(Part of a data file)
○ ○ ○ ○ ○
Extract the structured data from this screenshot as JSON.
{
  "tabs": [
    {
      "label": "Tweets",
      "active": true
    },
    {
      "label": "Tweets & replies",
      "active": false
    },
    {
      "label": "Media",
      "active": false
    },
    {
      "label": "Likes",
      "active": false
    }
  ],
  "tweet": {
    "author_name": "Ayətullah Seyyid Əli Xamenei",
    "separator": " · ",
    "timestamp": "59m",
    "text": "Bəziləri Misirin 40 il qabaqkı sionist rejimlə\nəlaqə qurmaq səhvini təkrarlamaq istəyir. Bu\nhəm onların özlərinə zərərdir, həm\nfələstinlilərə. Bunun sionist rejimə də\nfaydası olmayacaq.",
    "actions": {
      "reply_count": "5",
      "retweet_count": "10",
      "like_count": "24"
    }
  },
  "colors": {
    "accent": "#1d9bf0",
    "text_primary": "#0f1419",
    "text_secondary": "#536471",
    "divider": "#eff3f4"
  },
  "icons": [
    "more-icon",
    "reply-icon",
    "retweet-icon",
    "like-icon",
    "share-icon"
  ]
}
○ ○ ○ ○ ○
REQUIREMENT
Give the number of lines that hold the word "label" in these records, with nothing added.

EXPECTED ANSWER
4